Data records
※

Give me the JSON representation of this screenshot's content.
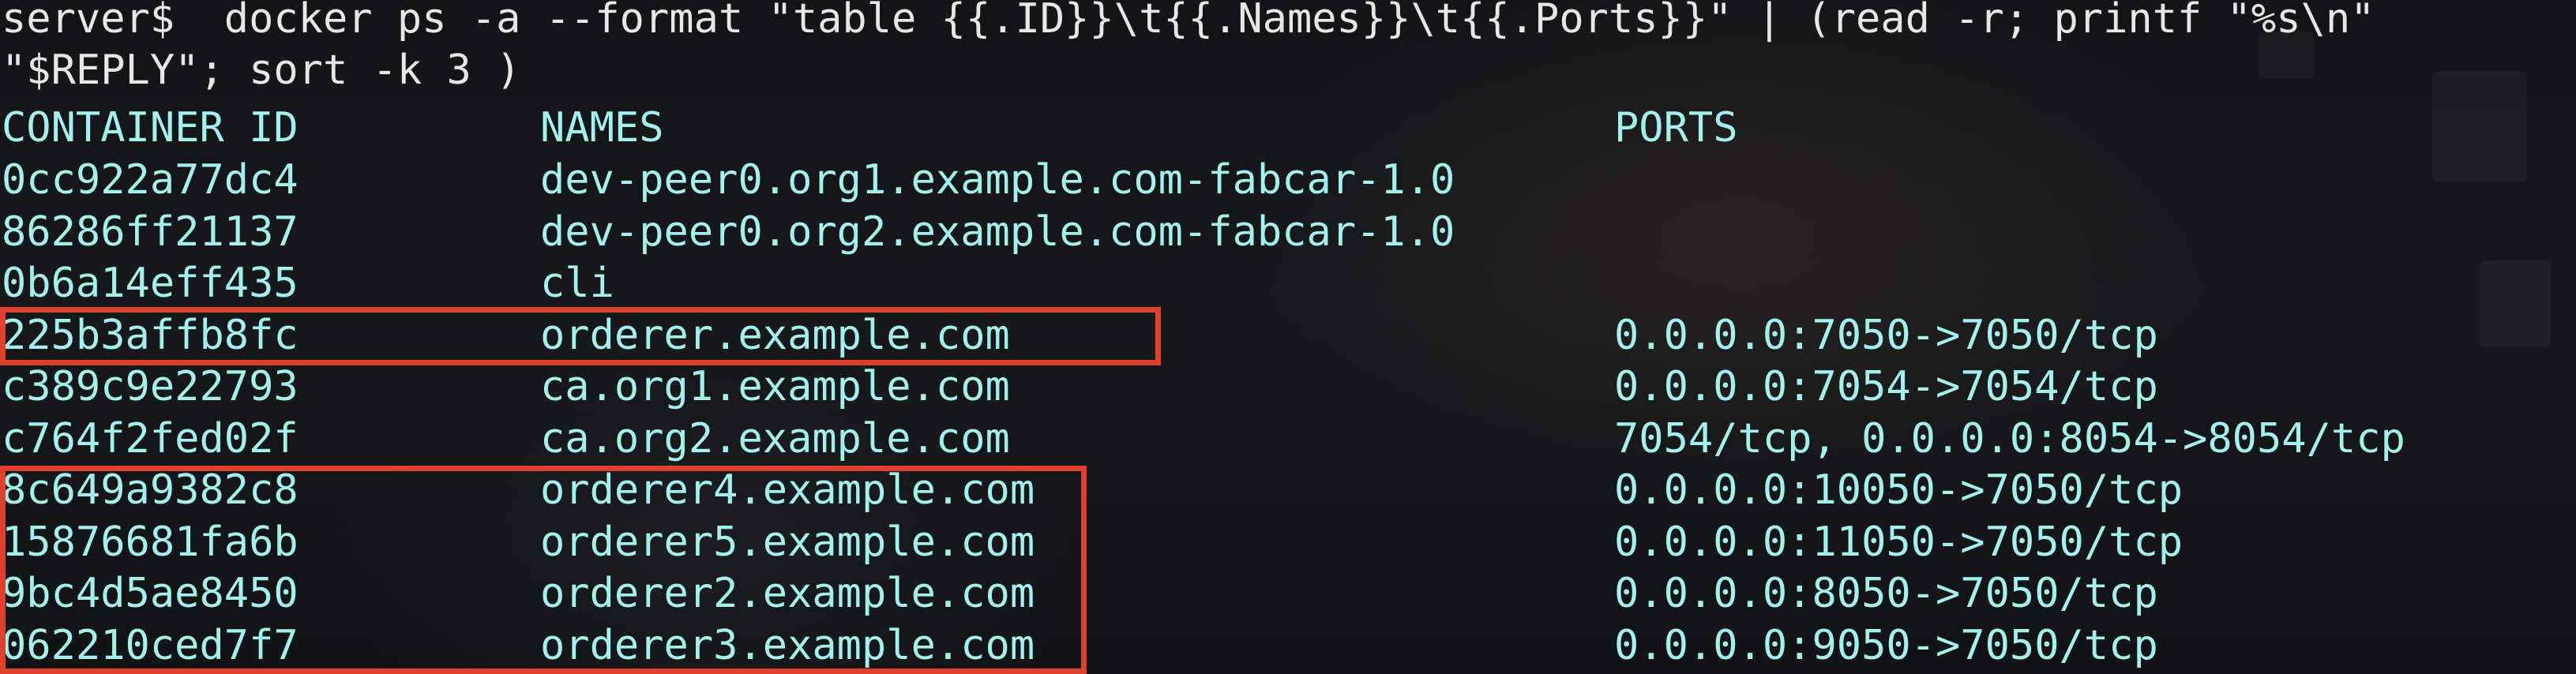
{
  "terminal": {
    "command_line_1": "server$  docker ps -a --format \"table {{.ID}}\\t{{.Names}}\\t{{.Ports}}\" | (read -r; printf \"%s\\n\"",
    "command_line_2": "\"$REPLY\"; sort -k 3 )",
    "headers": {
      "id": "CONTAINER ID",
      "names": "NAMES",
      "ports": "PORTS"
    },
    "rows": [
      {
        "id": "0cc922a77dc4",
        "name": "dev-peer0.org1.example.com-fabcar-1.0",
        "ports": ""
      },
      {
        "id": "86286ff21137",
        "name": "dev-peer0.org2.example.com-fabcar-1.0",
        "ports": ""
      },
      {
        "id": "0b6a14eff435",
        "name": "cli",
        "ports": ""
      },
      {
        "id": "225b3affb8fc",
        "name": "orderer.example.com",
        "ports": "0.0.0.0:7050->7050/tcp"
      },
      {
        "id": "c389c9e22793",
        "name": "ca.org1.example.com",
        "ports": "0.0.0.0:7054->7054/tcp"
      },
      {
        "id": "c764f2fed02f",
        "name": "ca.org2.example.com",
        "ports": "7054/tcp, 0.0.0.0:8054->8054/tcp"
      },
      {
        "id": "8c649a9382c8",
        "name": "orderer4.example.com",
        "ports": "0.0.0.0:10050->7050/tcp"
      },
      {
        "id": "15876681fa6b",
        "name": "orderer5.example.com",
        "ports": "0.0.0.0:11050->7050/tcp"
      },
      {
        "id": "9bc4d5ae8450",
        "name": "orderer2.example.com",
        "ports": "0.0.0.0:8050->7050/tcp"
      },
      {
        "id": "062210ced7f7",
        "name": "orderer3.example.com",
        "ports": "0.0.0.0:9050->7050/tcp"
      }
    ],
    "colors": {
      "text": "#a4f0ee",
      "command": "#e6e8e8",
      "highlight": "#e0412f",
      "background": "#121416"
    }
  }
}
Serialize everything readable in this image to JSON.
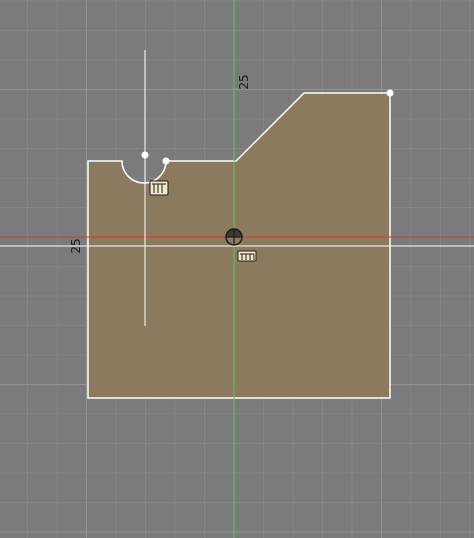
{
  "sketch": {
    "dimensions": [
      {
        "name": "vertical-grid-dimension",
        "value": "25"
      },
      {
        "name": "horizontal-grid-dimension",
        "value": "25"
      }
    ]
  },
  "colors": {
    "background": "#7b7b7b",
    "grid_minor": "#8a8a8a",
    "grid_major": "#939393",
    "profile_fill": "#8c7a5d",
    "profile_stroke": "#ffffff",
    "axis_x": "#e03030",
    "axis_y": "#4cd04c",
    "construction_line": "#ffffff"
  },
  "icons": {
    "origin": "origin-icon",
    "fix_constraint": "fix-constraint-icon",
    "horizontal_constraint": "horizontal-constraint-icon"
  }
}
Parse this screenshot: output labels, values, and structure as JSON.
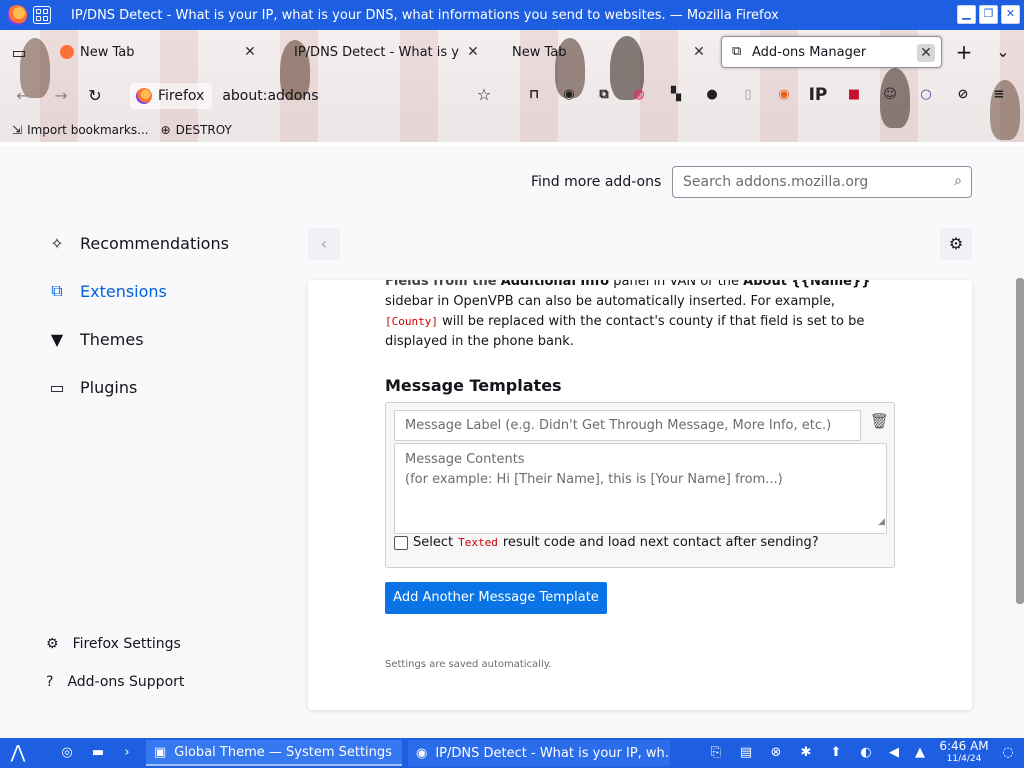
{
  "window": {
    "title": "IP/DNS Detect - What is your IP, what is your DNS, what informations you send to websites. — Mozilla Firefox"
  },
  "tabs": [
    {
      "label": "New Tab",
      "active": false
    },
    {
      "label": "IP/DNS Detect - What is yo",
      "active": false
    },
    {
      "label": "New Tab",
      "active": false
    },
    {
      "label": "Add-ons Manager",
      "active": true
    }
  ],
  "navbar": {
    "identity_label": "Firefox",
    "url": "about:addons",
    "ip_extension_label": "IP"
  },
  "bookmarks": [
    {
      "label": "Import bookmarks..."
    },
    {
      "label": "DESTROY"
    }
  ],
  "addons": {
    "find_more_label": "Find more add-ons",
    "search_placeholder": "Search addons.mozilla.org",
    "categories": [
      {
        "label": "Recommendations",
        "selected": false
      },
      {
        "label": "Extensions",
        "selected": true
      },
      {
        "label": "Themes",
        "selected": false
      },
      {
        "label": "Plugins",
        "selected": false
      }
    ],
    "footer": [
      {
        "label": "Firefox Settings"
      },
      {
        "label": "Add-ons Support"
      }
    ]
  },
  "options": {
    "intro_cut_start": "Fields from the",
    "intro_cut_bold1": "Additional Info",
    "intro_cut_mid": "panel in VAN or the",
    "intro_cut_bold2": "About {{Name}}",
    "intro_line2a": "sidebar in OpenVPB can also be automatically inserted. For example,",
    "intro_code": "[County]",
    "intro_line3": "will be replaced with the contact's county if that field is set to be displayed in the phone bank.",
    "message_templates_heading": "Message Templates",
    "label_placeholder": "Message Label (e.g. Didn't Get Through Message, More Info, etc.)",
    "contents_placeholder_line1": "Message Contents",
    "contents_placeholder_line2": "(for example: Hi [Their Name], this is [Your Name] from...)",
    "checkbox_before": "Select",
    "checkbox_code": "Texted",
    "checkbox_after": "result code and load next contact after sending?",
    "add_button": "Add Another Message Template",
    "saved_note": "Settings are saved automatically."
  },
  "taskbar": {
    "tasks": [
      {
        "label": "Global Theme — System Settings"
      },
      {
        "label": "IP/DNS Detect - What is your IP, wh..."
      }
    ],
    "time": "6:46 AM",
    "date": "11/4/24"
  },
  "colors": {
    "titlebar": "#1d5fe0",
    "accent": "#0061e0",
    "button": "#0a74e6"
  }
}
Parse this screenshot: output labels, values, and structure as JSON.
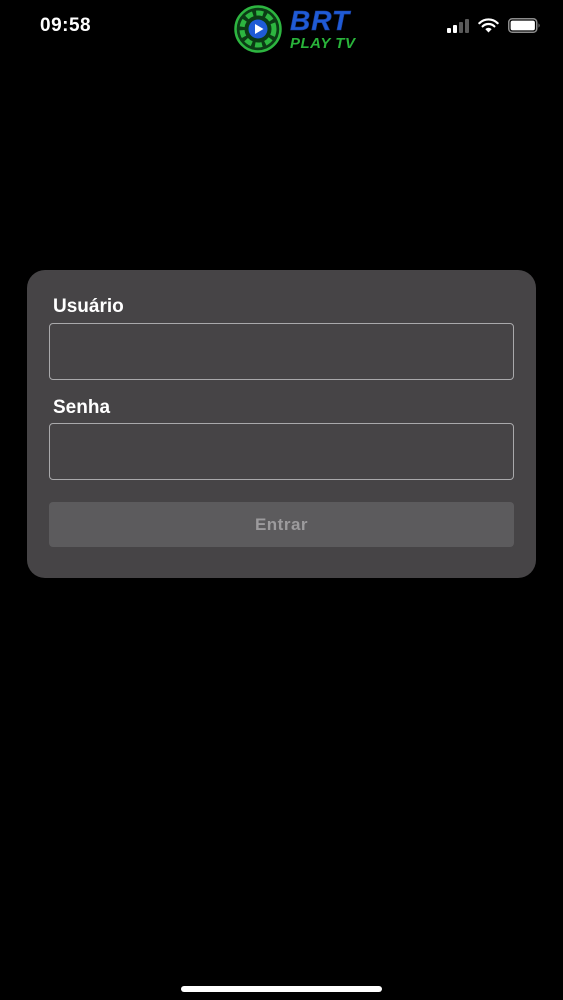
{
  "status_bar": {
    "time": "09:58",
    "icons": [
      "cellular-signal-icon",
      "wifi-icon",
      "battery-icon"
    ]
  },
  "logo": {
    "brand": "BRT",
    "sub": "PLAY TV",
    "colors": {
      "brand": "#1f5bd6",
      "sub": "#29b33a"
    }
  },
  "login_form": {
    "username_label": "Usuário",
    "username_value": "",
    "password_label": "Senha",
    "password_value": "",
    "submit_label": "Entrar"
  },
  "colors": {
    "background": "#000000",
    "card": "#464446",
    "input_border": "#a9a9ab",
    "button_bg": "#5c5b5d",
    "button_text": "#9c9b9d"
  }
}
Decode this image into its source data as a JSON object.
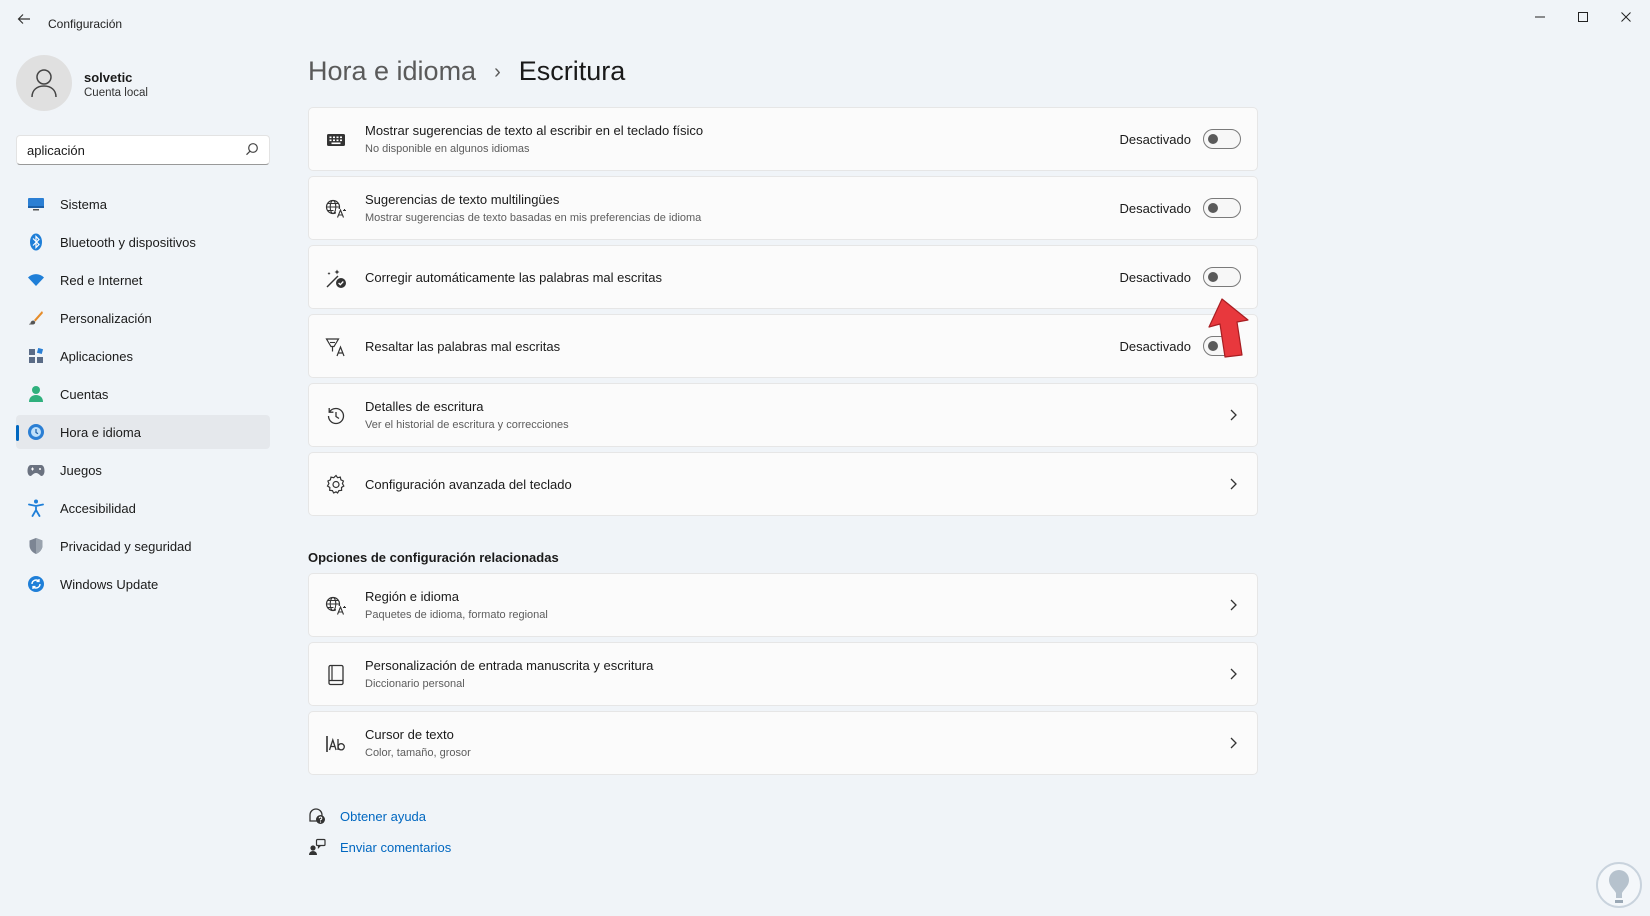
{
  "window": {
    "title": "Configuración",
    "controls": {
      "minimize": "—",
      "maximize": "☐",
      "close": "✕"
    }
  },
  "profile": {
    "name": "solvetic",
    "account": "Cuenta local"
  },
  "search": {
    "value": "aplicación"
  },
  "sidebar": {
    "items": [
      {
        "label": "Sistema",
        "icon": "system-icon"
      },
      {
        "label": "Bluetooth y dispositivos",
        "icon": "bluetooth-icon"
      },
      {
        "label": "Red e Internet",
        "icon": "wifi-icon"
      },
      {
        "label": "Personalización",
        "icon": "brush-icon"
      },
      {
        "label": "Aplicaciones",
        "icon": "apps-icon"
      },
      {
        "label": "Cuentas",
        "icon": "person-icon"
      },
      {
        "label": "Hora e idioma",
        "icon": "time-language-icon",
        "active": true
      },
      {
        "label": "Juegos",
        "icon": "gamepad-icon"
      },
      {
        "label": "Accesibilidad",
        "icon": "accessibility-icon"
      },
      {
        "label": "Privacidad y seguridad",
        "icon": "shield-icon"
      },
      {
        "label": "Windows Update",
        "icon": "update-icon"
      }
    ]
  },
  "breadcrumb": {
    "parent": "Hora e idioma",
    "separator": "›",
    "current": "Escritura"
  },
  "settings": [
    {
      "title": "Mostrar sugerencias de texto al escribir en el teclado físico",
      "subtitle": "No disponible en algunos idiomas",
      "status": "Desactivado",
      "type": "toggle",
      "icon": "keyboard-icon"
    },
    {
      "title": "Sugerencias de texto multilingües",
      "subtitle": "Mostrar sugerencias de texto basadas en mis preferencias de idioma",
      "status": "Desactivado",
      "type": "toggle",
      "icon": "language-icon"
    },
    {
      "title": "Corregir automáticamente las palabras mal escritas",
      "subtitle": "",
      "status": "Desactivado",
      "type": "toggle",
      "icon": "autocorrect-icon"
    },
    {
      "title": "Resaltar las palabras mal escritas",
      "subtitle": "",
      "status": "Desactivado",
      "type": "toggle",
      "icon": "highlight-spelling-icon"
    },
    {
      "title": "Detalles de escritura",
      "subtitle": "Ver el historial de escritura y correcciones",
      "type": "link",
      "icon": "history-icon"
    },
    {
      "title": "Configuración avanzada del teclado",
      "subtitle": "",
      "type": "link",
      "icon": "gear-icon"
    }
  ],
  "related": {
    "heading": "Opciones de configuración relacionadas",
    "items": [
      {
        "title": "Región e idioma",
        "subtitle": "Paquetes de idioma, formato regional",
        "icon": "language-icon"
      },
      {
        "title": "Personalización de entrada manuscrita y escritura",
        "subtitle": "Diccionario personal",
        "icon": "notebook-icon"
      },
      {
        "title": "Cursor de texto",
        "subtitle": "Color, tamaño, grosor",
        "icon": "text-cursor-icon"
      }
    ]
  },
  "help": {
    "get_help": "Obtener ayuda",
    "feedback": "Enviar comentarios"
  },
  "colors": {
    "accent": "#0067c0",
    "arrow": "#e8383d"
  }
}
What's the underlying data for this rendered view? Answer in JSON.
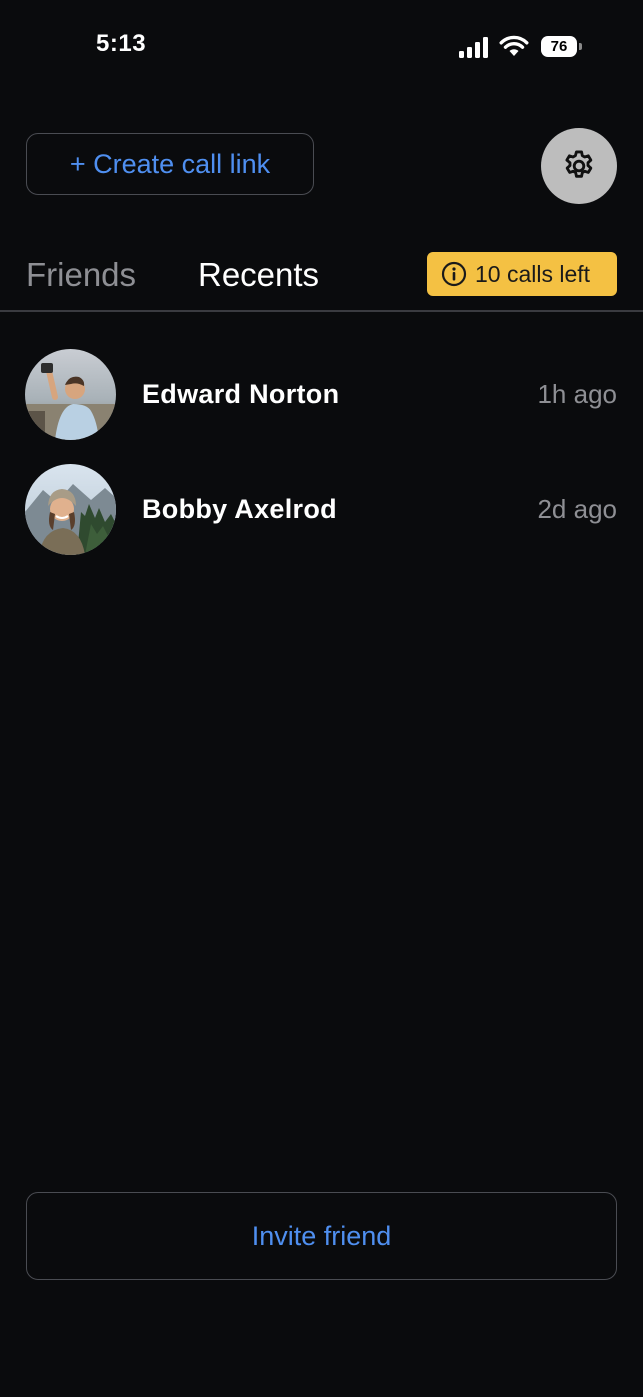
{
  "status_bar": {
    "time": "5:13",
    "battery_level": "76",
    "icons": [
      "signal-icon",
      "wifi-icon",
      "battery-icon"
    ]
  },
  "header": {
    "create_link_label": "+ Create call link",
    "settings_icon": "gear-icon"
  },
  "tabs": {
    "friends_label": "Friends",
    "recents_label": "Recents",
    "active": "Recents",
    "calls_left_label": "10 calls left",
    "calls_left_icon": "info-icon"
  },
  "recents": [
    {
      "name": "Edward Norton",
      "time": "1h ago"
    },
    {
      "name": "Bobby Axelrod",
      "time": "2d ago"
    }
  ],
  "footer": {
    "invite_label": "Invite friend"
  },
  "colors": {
    "background": "#0a0b0d",
    "accent_blue": "#4f8ff0",
    "badge_yellow": "#f4c143",
    "muted_text": "#8e8f94"
  }
}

※

Find each line in the records holding the string "Hora" and show it.

        "label": "Hora e idioma",
    "parent": "Hora e idioma",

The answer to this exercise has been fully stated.